**YOUR TASK**
Write out every entry exactly as it appears.

--

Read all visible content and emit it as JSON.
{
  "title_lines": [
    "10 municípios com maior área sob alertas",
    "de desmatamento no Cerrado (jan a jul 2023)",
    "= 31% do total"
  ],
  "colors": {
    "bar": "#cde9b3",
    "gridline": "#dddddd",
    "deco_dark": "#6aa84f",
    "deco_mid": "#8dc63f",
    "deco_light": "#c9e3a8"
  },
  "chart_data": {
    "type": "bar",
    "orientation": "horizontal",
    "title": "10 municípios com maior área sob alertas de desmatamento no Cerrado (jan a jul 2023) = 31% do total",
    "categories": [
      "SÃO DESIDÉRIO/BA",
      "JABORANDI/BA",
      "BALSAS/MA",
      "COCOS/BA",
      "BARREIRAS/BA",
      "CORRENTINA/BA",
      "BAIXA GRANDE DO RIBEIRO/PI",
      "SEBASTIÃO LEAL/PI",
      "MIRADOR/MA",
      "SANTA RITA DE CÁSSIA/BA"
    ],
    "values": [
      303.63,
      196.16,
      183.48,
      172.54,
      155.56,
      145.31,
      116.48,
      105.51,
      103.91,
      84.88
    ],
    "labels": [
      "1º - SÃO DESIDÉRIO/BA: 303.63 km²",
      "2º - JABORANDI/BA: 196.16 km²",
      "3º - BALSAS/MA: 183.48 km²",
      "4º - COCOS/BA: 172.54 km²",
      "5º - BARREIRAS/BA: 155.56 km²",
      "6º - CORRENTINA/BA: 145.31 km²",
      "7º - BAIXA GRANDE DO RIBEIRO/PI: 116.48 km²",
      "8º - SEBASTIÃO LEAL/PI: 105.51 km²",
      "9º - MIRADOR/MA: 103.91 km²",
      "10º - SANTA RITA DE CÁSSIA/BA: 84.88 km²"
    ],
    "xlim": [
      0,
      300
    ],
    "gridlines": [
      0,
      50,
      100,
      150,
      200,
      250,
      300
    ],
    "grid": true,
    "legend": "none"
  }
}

--

**SOLVED PROBLEM**
Read all visible content and emit it as JSON.
{
  "title_lines": [
    "10 municípios com maior área sob alertas",
    "de desmatamento no Cerrado (jan a jul 2023)",
    "= 31% do total"
  ],
  "colors": {
    "bar": "#cde9b3",
    "gridline": "#dddddd",
    "deco_dark": "#6aa84f",
    "deco_mid": "#8dc63f",
    "deco_light": "#c9e3a8"
  },
  "chart_data": {
    "type": "bar",
    "orientation": "horizontal",
    "title": "10 municípios com maior área sob alertas de desmatamento no Cerrado (jan a jul 2023) = 31% do total",
    "categories": [
      "SÃO DESIDÉRIO/BA",
      "JABORANDI/BA",
      "BALSAS/MA",
      "COCOS/BA",
      "BARREIRAS/BA",
      "CORRENTINA/BA",
      "BAIXA GRANDE DO RIBEIRO/PI",
      "SEBASTIÃO LEAL/PI",
      "MIRADOR/MA",
      "SANTA RITA DE CÁSSIA/BA"
    ],
    "values": [
      303.63,
      196.16,
      183.48,
      172.54,
      155.56,
      145.31,
      116.48,
      105.51,
      103.91,
      84.88
    ],
    "labels": [
      "1º - SÃO DESIDÉRIO/BA: 303.63 km²",
      "2º - JABORANDI/BA: 196.16 km²",
      "3º - BALSAS/MA: 183.48 km²",
      "4º - COCOS/BA: 172.54 km²",
      "5º - BARREIRAS/BA: 155.56 km²",
      "6º - CORRENTINA/BA: 145.31 km²",
      "7º - BAIXA GRANDE DO RIBEIRO/PI: 116.48 km²",
      "8º - SEBASTIÃO LEAL/PI: 105.51 km²",
      "9º - MIRADOR/MA: 103.91 km²",
      "10º - SANTA RITA DE CÁSSIA/BA: 84.88 km²"
    ],
    "xlim": [
      0,
      300
    ],
    "gridlines": [
      0,
      50,
      100,
      150,
      200,
      250,
      300
    ],
    "grid": true,
    "legend": "none"
  }
}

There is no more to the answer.